### Task prompt:
Extract all records. Keep each one exact.

— start Recorded data —

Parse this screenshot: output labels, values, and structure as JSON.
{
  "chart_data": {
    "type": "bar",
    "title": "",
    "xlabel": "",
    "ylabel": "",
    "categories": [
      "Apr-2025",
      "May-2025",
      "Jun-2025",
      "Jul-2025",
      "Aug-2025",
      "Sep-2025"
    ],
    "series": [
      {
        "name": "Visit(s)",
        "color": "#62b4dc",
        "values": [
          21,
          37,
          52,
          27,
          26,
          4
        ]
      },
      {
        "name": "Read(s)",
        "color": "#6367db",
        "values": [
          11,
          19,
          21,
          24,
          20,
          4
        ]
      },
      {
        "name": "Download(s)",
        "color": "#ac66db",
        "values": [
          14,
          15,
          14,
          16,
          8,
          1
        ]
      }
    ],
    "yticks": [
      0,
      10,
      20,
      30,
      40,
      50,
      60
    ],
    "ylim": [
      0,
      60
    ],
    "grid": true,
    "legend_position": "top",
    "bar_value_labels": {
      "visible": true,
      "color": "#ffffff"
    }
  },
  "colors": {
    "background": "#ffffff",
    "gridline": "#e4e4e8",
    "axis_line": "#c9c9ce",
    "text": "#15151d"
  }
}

— end Recorded data —

### Answer to this task:
Parse this screenshot: output labels, values, and structure as JSON.
{
  "chart_data": {
    "type": "bar",
    "title": "",
    "xlabel": "",
    "ylabel": "",
    "categories": [
      "Apr-2025",
      "May-2025",
      "Jun-2025",
      "Jul-2025",
      "Aug-2025",
      "Sep-2025"
    ],
    "series": [
      {
        "name": "Visit(s)",
        "color": "#62b4dc",
        "values": [
          21,
          37,
          52,
          27,
          26,
          4
        ]
      },
      {
        "name": "Read(s)",
        "color": "#6367db",
        "values": [
          11,
          19,
          21,
          24,
          20,
          4
        ]
      },
      {
        "name": "Download(s)",
        "color": "#ac66db",
        "values": [
          14,
          15,
          14,
          16,
          8,
          1
        ]
      }
    ],
    "yticks": [
      0,
      10,
      20,
      30,
      40,
      50,
      60
    ],
    "ylim": [
      0,
      60
    ],
    "grid": true,
    "legend_position": "top",
    "bar_value_labels": {
      "visible": true,
      "color": "#ffffff"
    }
  },
  "colors": {
    "background": "#ffffff",
    "gridline": "#e4e4e8",
    "axis_line": "#c9c9ce",
    "text": "#15151d"
  }
}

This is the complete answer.